Give only the number of lines in the records below that contain the word "this".

• _Stored data_:
- - - - -

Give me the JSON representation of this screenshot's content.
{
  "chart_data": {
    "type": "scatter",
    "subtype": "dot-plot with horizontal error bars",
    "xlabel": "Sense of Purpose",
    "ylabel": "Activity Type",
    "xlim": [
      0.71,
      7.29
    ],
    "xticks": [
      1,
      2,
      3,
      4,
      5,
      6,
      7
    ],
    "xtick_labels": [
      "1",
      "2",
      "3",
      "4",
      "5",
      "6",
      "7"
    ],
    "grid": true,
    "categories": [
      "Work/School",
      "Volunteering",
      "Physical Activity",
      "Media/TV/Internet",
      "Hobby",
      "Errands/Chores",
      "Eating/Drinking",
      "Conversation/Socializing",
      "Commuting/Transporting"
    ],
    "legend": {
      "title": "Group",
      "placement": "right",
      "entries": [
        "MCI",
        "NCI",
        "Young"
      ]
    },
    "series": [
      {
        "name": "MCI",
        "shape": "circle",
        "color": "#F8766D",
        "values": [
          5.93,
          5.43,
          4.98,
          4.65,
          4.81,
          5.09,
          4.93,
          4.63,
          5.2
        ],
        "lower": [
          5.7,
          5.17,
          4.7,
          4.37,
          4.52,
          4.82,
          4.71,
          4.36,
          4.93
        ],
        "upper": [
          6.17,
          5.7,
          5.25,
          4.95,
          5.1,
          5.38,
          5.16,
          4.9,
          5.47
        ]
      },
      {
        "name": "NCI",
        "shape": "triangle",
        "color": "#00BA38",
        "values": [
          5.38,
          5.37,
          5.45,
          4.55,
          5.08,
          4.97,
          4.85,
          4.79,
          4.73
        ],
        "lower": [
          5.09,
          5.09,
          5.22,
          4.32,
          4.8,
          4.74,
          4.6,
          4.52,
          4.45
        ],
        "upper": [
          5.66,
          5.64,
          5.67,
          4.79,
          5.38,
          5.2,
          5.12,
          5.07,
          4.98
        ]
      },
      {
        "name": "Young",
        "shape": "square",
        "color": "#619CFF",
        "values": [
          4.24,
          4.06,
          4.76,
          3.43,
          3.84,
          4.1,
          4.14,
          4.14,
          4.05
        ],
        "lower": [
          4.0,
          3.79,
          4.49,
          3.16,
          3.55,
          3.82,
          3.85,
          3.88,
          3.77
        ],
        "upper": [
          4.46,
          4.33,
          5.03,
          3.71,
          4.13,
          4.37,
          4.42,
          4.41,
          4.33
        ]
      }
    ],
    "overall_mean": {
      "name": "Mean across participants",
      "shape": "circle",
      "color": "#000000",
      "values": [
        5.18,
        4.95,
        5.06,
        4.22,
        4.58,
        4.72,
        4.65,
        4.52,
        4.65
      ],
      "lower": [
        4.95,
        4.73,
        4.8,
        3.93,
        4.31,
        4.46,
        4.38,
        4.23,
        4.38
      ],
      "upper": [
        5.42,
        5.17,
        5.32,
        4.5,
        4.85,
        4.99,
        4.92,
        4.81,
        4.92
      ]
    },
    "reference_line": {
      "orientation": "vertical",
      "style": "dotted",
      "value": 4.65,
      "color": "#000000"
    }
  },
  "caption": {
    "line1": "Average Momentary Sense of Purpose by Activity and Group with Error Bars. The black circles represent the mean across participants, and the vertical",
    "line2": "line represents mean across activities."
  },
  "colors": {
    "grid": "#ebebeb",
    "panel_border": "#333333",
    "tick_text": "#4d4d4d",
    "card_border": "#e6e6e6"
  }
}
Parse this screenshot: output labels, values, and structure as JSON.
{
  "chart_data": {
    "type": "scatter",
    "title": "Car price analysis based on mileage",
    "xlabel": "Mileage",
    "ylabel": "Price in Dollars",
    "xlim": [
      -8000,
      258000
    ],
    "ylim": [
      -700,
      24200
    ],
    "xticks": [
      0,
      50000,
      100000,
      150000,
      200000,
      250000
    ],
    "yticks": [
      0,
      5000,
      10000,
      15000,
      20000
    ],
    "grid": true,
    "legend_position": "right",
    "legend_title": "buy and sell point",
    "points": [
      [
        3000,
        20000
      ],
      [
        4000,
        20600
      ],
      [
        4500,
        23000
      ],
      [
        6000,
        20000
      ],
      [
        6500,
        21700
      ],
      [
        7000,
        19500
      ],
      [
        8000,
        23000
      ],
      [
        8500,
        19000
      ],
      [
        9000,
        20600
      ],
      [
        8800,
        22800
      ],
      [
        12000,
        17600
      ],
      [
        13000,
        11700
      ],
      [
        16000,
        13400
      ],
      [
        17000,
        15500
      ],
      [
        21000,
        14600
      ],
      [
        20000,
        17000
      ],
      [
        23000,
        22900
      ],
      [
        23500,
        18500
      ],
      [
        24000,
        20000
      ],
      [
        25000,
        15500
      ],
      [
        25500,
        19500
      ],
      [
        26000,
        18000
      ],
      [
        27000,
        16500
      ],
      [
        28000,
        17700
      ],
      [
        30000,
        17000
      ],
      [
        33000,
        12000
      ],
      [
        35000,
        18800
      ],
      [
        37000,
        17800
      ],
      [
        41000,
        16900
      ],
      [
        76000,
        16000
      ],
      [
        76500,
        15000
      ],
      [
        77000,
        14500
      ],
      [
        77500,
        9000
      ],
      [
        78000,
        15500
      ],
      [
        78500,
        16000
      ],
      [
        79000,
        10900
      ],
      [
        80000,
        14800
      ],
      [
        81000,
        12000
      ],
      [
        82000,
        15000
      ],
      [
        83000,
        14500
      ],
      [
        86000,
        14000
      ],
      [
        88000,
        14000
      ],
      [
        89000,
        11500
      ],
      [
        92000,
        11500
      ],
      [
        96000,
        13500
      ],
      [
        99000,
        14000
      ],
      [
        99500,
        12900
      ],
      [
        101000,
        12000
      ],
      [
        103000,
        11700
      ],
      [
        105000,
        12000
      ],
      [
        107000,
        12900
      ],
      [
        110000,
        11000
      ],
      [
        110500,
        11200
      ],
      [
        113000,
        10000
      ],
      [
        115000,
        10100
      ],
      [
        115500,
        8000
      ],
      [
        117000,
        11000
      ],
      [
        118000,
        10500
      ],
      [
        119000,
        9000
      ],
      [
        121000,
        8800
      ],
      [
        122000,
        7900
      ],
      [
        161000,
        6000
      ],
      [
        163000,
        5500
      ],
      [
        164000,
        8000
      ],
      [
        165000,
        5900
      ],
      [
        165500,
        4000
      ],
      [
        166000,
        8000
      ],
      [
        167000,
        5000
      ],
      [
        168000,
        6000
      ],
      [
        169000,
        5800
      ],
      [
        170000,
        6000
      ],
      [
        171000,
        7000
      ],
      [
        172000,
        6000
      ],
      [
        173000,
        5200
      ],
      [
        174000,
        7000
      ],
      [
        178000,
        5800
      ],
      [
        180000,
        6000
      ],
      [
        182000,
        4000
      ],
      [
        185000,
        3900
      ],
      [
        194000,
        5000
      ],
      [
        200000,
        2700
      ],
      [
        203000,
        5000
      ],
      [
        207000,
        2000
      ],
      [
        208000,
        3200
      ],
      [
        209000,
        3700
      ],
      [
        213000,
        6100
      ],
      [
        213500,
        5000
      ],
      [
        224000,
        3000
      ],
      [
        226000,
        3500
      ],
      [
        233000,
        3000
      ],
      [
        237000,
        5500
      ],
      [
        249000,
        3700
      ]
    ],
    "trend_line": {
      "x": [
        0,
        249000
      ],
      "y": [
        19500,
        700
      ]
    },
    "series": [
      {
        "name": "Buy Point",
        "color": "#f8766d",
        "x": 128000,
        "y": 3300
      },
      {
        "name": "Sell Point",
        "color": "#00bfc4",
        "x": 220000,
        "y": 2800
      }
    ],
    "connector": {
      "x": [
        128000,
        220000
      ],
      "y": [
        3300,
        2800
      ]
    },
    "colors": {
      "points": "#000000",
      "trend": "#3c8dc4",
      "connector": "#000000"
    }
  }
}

- - - - -

• _Correct response_:
2